-- WHAT YOU SHOULD DO --
Seek out every line containing the word "symbol", and copy each.

-- START RECORD SET --

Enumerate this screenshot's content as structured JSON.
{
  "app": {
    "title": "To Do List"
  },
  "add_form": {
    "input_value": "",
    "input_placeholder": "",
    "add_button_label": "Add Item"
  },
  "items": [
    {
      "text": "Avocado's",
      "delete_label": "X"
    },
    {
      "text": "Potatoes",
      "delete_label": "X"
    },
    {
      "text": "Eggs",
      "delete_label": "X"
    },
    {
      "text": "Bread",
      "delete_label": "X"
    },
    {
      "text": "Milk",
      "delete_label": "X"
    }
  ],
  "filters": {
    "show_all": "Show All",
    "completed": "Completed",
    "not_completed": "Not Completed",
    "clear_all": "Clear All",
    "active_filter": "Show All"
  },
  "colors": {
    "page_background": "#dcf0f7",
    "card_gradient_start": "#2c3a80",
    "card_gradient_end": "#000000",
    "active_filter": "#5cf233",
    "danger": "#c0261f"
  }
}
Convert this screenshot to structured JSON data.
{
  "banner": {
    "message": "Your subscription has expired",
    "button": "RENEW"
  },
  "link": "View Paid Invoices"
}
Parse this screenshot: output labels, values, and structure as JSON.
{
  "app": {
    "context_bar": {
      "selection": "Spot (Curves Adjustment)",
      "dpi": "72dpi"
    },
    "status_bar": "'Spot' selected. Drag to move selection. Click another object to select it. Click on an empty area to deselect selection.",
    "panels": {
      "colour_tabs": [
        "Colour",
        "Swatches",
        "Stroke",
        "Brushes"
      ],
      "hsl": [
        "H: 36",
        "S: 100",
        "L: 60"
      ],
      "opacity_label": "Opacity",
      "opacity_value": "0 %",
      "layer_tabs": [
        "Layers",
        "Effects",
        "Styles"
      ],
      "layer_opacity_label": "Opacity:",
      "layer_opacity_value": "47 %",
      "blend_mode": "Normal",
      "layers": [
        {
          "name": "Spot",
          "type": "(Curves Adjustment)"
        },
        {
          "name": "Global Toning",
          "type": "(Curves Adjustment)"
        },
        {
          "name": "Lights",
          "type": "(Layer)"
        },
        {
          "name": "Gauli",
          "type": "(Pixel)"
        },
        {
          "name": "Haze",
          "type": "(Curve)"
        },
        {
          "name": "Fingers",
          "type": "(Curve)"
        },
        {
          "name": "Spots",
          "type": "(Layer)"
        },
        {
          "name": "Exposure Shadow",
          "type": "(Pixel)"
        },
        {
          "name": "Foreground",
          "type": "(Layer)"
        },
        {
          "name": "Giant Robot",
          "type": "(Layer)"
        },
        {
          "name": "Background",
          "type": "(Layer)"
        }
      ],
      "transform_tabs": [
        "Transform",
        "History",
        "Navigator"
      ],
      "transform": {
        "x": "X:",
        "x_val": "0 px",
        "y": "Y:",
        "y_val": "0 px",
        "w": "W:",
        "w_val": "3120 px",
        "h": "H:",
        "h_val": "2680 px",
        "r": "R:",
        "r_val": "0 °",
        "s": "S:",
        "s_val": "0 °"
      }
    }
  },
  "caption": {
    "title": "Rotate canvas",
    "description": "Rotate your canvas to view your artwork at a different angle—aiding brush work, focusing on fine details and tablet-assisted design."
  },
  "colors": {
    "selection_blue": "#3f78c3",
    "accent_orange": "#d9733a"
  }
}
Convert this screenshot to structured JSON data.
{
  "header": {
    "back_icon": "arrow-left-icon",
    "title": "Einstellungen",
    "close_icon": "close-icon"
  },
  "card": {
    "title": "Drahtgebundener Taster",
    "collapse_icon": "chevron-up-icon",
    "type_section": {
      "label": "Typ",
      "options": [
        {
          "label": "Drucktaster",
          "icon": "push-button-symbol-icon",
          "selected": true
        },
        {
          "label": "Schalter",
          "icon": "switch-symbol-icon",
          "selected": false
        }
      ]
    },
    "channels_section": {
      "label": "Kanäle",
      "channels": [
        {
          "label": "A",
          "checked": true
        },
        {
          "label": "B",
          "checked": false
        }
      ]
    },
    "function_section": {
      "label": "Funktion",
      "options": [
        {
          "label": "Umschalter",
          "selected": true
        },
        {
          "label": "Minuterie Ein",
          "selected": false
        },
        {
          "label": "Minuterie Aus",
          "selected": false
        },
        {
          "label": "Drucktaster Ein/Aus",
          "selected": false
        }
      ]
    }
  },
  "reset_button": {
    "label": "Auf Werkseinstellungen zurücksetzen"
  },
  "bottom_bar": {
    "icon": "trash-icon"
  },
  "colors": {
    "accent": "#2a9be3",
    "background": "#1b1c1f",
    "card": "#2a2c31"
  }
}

-- END RECORD SET --

-- CORRECT ANSWER --
          "icon": "push-button-symbol-icon",
          "icon": "switch-symbol-icon",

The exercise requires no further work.